* [DESCRIPTION OF THE TASK] Transcribe every line of the records below exactly, leaving out the pictures.

* [ENTRIES SHOWN]
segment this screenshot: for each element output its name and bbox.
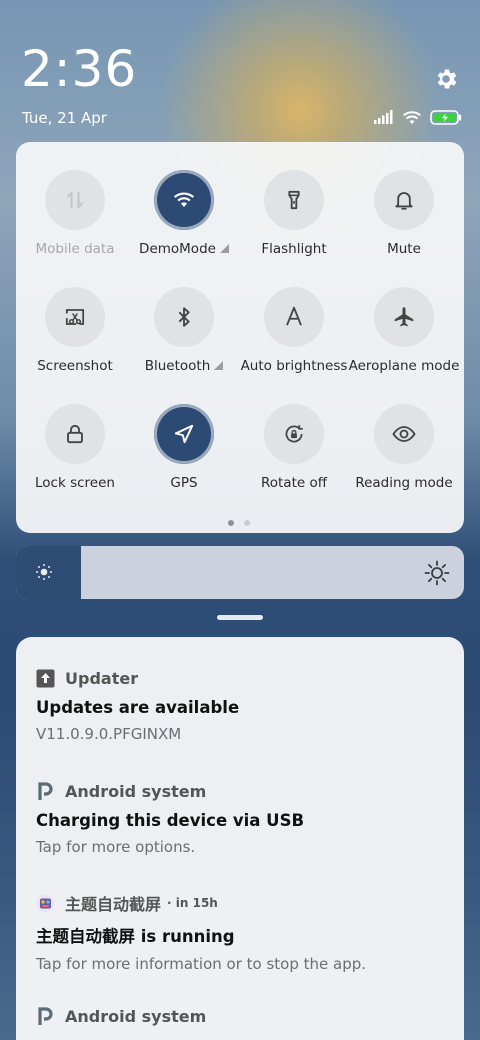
tile-label: DemoMode (139, 241, 229, 257)
tile-toggle[interactable] (154, 287, 214, 347)
android-system-icon (38, 781, 53, 800)
tile-label: Mute (387, 241, 421, 257)
tile-gps[interactable]: GPS (129, 404, 239, 504)
tile-aeroplane-mode[interactable]: Aeroplane mode (349, 287, 459, 387)
expand-triangle-icon (219, 244, 229, 253)
tile-label-text: Lock screen (35, 475, 115, 491)
notification-app-name: Android system (65, 781, 207, 801)
notification-app-name: Updater (65, 668, 139, 688)
status-icons (374, 108, 462, 126)
notification-text: Tap for more information or to stop the … (36, 955, 367, 973)
tile-label: Auto brightness (241, 358, 348, 374)
notification-text: V11.0.9.0.PFGINXM (36, 725, 182, 743)
tile-mute[interactable]: Mute (349, 170, 459, 270)
tile-toggle[interactable] (374, 404, 434, 464)
tile-label-text: Auto brightness (240, 358, 348, 374)
expand-triangle-icon (214, 361, 224, 370)
notification-item[interactable]: Android system (36, 1005, 456, 1027)
tile-label: Screenshot (37, 358, 113, 374)
bell-icon (395, 192, 413, 210)
screenshot-icon (65, 309, 85, 325)
tile-toggle[interactable] (154, 170, 214, 230)
lock-icon (67, 424, 83, 444)
notification-item[interactable]: Updater Updates are available V11.0.9.0.… (36, 667, 456, 744)
tile-toggle[interactable] (374, 170, 434, 230)
tile-label: Rotate off (261, 475, 327, 491)
tile-toggle[interactable] (374, 287, 434, 347)
notification-time-value: in 15h (175, 896, 218, 910)
tile-label: Aeroplane mode (349, 358, 460, 374)
tile-reading-mode[interactable]: Reading mode (349, 404, 459, 504)
tile-label: Mobile data (36, 241, 115, 257)
page-dot-active (228, 520, 234, 526)
tile-screenshot[interactable]: Screenshot (20, 287, 130, 387)
battery-charging-icon (430, 109, 462, 125)
tile-toggle[interactable] (264, 287, 324, 347)
signal-icon (374, 110, 393, 124)
tile-label-text: GPS (170, 475, 198, 491)
clock-date: Tue, 21 Apr (22, 109, 107, 127)
notification-panel: Updater Updates are available V11.0.9.0.… (16, 637, 464, 1040)
eye-icon (392, 426, 416, 442)
tile-label-text: Flashlight (261, 241, 327, 257)
tile-toggle[interactable] (45, 287, 105, 347)
auto-brightness-icon (286, 306, 302, 326)
tile-label: Bluetooth (145, 358, 224, 374)
tile-label-text: Bluetooth (144, 358, 211, 374)
location-icon (174, 424, 194, 444)
updater-icon (36, 669, 55, 687)
wifi-icon (403, 110, 421, 124)
theme-app-icon (36, 894, 55, 912)
brightness-slider[interactable] (16, 546, 464, 599)
tile-demomode[interactable]: DemoMode (129, 170, 239, 270)
tile-label-text: Aeroplane mode (348, 358, 460, 374)
airplane-icon (394, 307, 414, 327)
tile-toggle[interactable] (264, 170, 324, 230)
tile-mobile-data[interactable]: Mobile data (20, 170, 130, 270)
tile-label: Lock screen (35, 475, 115, 491)
notification-item[interactable]: Android system Charging this device via … (36, 780, 456, 857)
notification-title: 主题自动截屏 is running (36, 927, 235, 946)
page-indicator (228, 520, 250, 526)
drag-handle[interactable] (217, 615, 263, 620)
page-dot[interactable] (244, 520, 250, 526)
notification-title: Charging this device via USB (36, 811, 305, 830)
tile-bluetooth[interactable]: Bluetooth (129, 287, 239, 387)
tile-auto-brightness[interactable]: Auto brightness (239, 287, 349, 387)
android-system-icon (38, 1006, 53, 1025)
brightness-low-icon (36, 564, 52, 580)
bluetooth-icon (178, 307, 190, 327)
tile-lock-screen[interactable]: Lock screen (20, 404, 130, 504)
tile-label-text: DemoMode (139, 241, 216, 257)
tile-toggle[interactable] (45, 404, 105, 464)
tile-rotate-off[interactable]: Rotate off (239, 404, 349, 504)
tile-label-text: Reading mode (355, 475, 453, 491)
notification-app-name: 主题自动截屏 (65, 895, 162, 914)
notification-app-name: Android system (65, 1006, 207, 1026)
mobile-data-icon (66, 191, 84, 209)
tile-toggle[interactable] (264, 404, 324, 464)
tile-toggle[interactable] (154, 404, 214, 464)
brightness-high-icon (424, 560, 450, 586)
wifi-icon (173, 192, 195, 207)
tile-label-text: Screenshot (37, 358, 113, 374)
notification-title: Updates are available (36, 698, 240, 717)
tile-label: GPS (170, 475, 197, 491)
gear-icon[interactable] (433, 66, 459, 92)
tile-label: Flashlight (261, 241, 326, 257)
tile-label-text: Mobile data (35, 241, 115, 257)
tile-flashlight[interactable]: Flashlight (239, 170, 349, 270)
notification-time: · in 15h (167, 896, 218, 910)
tile-toggle[interactable] (45, 170, 105, 230)
tile-label: Reading mode (355, 475, 452, 491)
flashlight-icon (288, 190, 300, 210)
tile-label-text: Mute (387, 241, 421, 257)
clock-time: 2:36 (21, 40, 138, 98)
notification-text: Tap for more options. (36, 838, 196, 856)
quick-settings-panel: Mobile data DemoMode Flashlight Mute Screens… (16, 142, 464, 533)
tile-label-text: Rotate off (260, 475, 328, 491)
rotate-lock-icon (285, 425, 303, 443)
notification-item[interactable]: 主题自动截屏 · in 15h 主题自动截屏 is running Tap fo… (36, 892, 456, 973)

* [WRITTEN REPLY]
segment this screenshot: for each element output its name and bbox.
tile-label: DemoMode (139, 241, 229, 257)
tile-toggle[interactable] (154, 287, 214, 347)
android-system-icon (38, 781, 53, 800)
tile-label: Mute (387, 241, 421, 257)
tile-gps[interactable]: GPS (129, 404, 239, 504)
tile-aeroplane-mode[interactable]: Aeroplane mode (349, 287, 459, 387)
expand-triangle-icon (219, 244, 229, 253)
tile-label-text: Lock screen (35, 475, 115, 491)
notification-app-name: Android system (65, 781, 207, 801)
notification-app-name: Updater (65, 668, 139, 688)
status-icons (374, 108, 462, 126)
notification-text: Tap for more information or to stop the … (36, 955, 367, 973)
tile-label: Auto brightness (241, 358, 348, 374)
notification-text: V11.0.9.0.PFGINXM (36, 725, 182, 743)
tile-mute[interactable]: Mute (349, 170, 459, 270)
tile-toggle[interactable] (374, 404, 434, 464)
tile-label-text: Auto brightness (240, 358, 348, 374)
expand-triangle-icon (214, 361, 224, 370)
notification-item[interactable]: Android system (36, 1005, 456, 1027)
tile-label: Screenshot (37, 358, 113, 374)
bell-icon (395, 192, 413, 210)
screenshot-icon (65, 309, 85, 325)
tile-toggle[interactable] (154, 170, 214, 230)
lock-icon (67, 424, 83, 444)
notification-item[interactable]: Updater Updates are available V11.0.9.0.… (36, 667, 456, 744)
tile-toggle[interactable] (374, 170, 434, 230)
tile-label: Rotate off (261, 475, 327, 491)
tile-toggle[interactable] (374, 287, 434, 347)
notification-time-value: in 15h (175, 896, 218, 910)
tile-label: Aeroplane mode (349, 358, 460, 374)
tile-reading-mode[interactable]: Reading mode (349, 404, 459, 504)
tile-label: Mobile data (36, 241, 115, 257)
page-dot-active (228, 520, 234, 526)
tile-screenshot[interactable]: Screenshot (20, 287, 130, 387)
battery-charging-icon (430, 109, 462, 125)
tile-toggle[interactable] (264, 287, 324, 347)
signal-icon (374, 110, 393, 124)
tile-label-text: GPS (170, 475, 198, 491)
clock-date: Tue, 21 Apr (22, 109, 107, 127)
notification-panel: Updater Updates are available V11.0.9.0.… (16, 637, 464, 1040)
eye-icon (392, 426, 416, 442)
tile-label-text: Flashlight (261, 241, 327, 257)
tile-toggle[interactable] (45, 287, 105, 347)
auto-brightness-icon (286, 306, 302, 326)
tile-label: Bluetooth (145, 358, 224, 374)
tile-label-text: Bluetooth (144, 358, 211, 374)
location-icon (174, 424, 194, 444)
updater-icon (36, 669, 55, 687)
wifi-icon (403, 110, 421, 124)
theme-app-icon (36, 894, 55, 912)
brightness-slider[interactable] (16, 546, 464, 599)
tile-demomode[interactable]: DemoMode (129, 170, 239, 270)
tile-label-text: Aeroplane mode (348, 358, 460, 374)
airplane-icon (394, 307, 414, 327)
tile-toggle[interactable] (264, 170, 324, 230)
tile-mobile-data[interactable]: Mobile data (20, 170, 130, 270)
tile-label: Lock screen (35, 475, 115, 491)
notification-item[interactable]: Android system Charging this device via … (36, 780, 456, 857)
notification-title: 主题自动截屏 is running (36, 927, 235, 946)
page-indicator (228, 520, 250, 526)
drag-handle[interactable] (217, 615, 263, 620)
page-dot[interactable] (244, 520, 250, 526)
notification-title: Charging this device via USB (36, 811, 305, 830)
tile-bluetooth[interactable]: Bluetooth (129, 287, 239, 387)
tile-auto-brightness[interactable]: Auto brightness (239, 287, 349, 387)
android-system-icon (38, 1006, 53, 1025)
brightness-low-icon (36, 564, 52, 580)
bluetooth-icon (178, 307, 190, 327)
tile-lock-screen[interactable]: Lock screen (20, 404, 130, 504)
tile-label-text: DemoMode (139, 241, 216, 257)
tile-toggle[interactable] (45, 404, 105, 464)
tile-rotate-off[interactable]: Rotate off (239, 404, 349, 504)
tile-label-text: Reading mode (355, 475, 453, 491)
notification-app-name: 主题自动截屏 (65, 895, 162, 914)
notification-app-name: Android system (65, 1006, 207, 1026)
mobile-data-icon (66, 191, 84, 209)
tile-toggle[interactable] (264, 404, 324, 464)
tile-toggle[interactable] (154, 404, 214, 464)
brightness-high-icon (424, 560, 450, 586)
wifi-icon (173, 192, 195, 207)
tile-label-text: Screenshot (37, 358, 113, 374)
notification-title: Updates are available (36, 698, 240, 717)
tile-label: GPS (170, 475, 197, 491)
gear-icon[interactable] (433, 66, 459, 92)
tile-label: Flashlight (261, 241, 326, 257)
tile-label-text: Mobile data (35, 241, 115, 257)
tile-flashlight[interactable]: Flashlight (239, 170, 349, 270)
notification-time: · in 15h (167, 896, 218, 910)
tile-toggle[interactable] (45, 170, 105, 230)
tile-label: Reading mode (355, 475, 452, 491)
flashlight-icon (288, 190, 300, 210)
tile-label-text: Mute (387, 241, 421, 257)
clock-time: 2:36 (21, 40, 138, 98)
notification-text: Tap for more options. (36, 838, 196, 856)
quick-settings-panel: Mobile data DemoMode Flashlight Mute Screens… (16, 142, 464, 533)
tile-label-text: Rotate off (260, 475, 328, 491)
rotate-lock-icon (285, 425, 303, 443)
notification-item[interactable]: 主题自动截屏 · in 15h 主题自动截屏 is running Tap fo… (36, 892, 456, 973)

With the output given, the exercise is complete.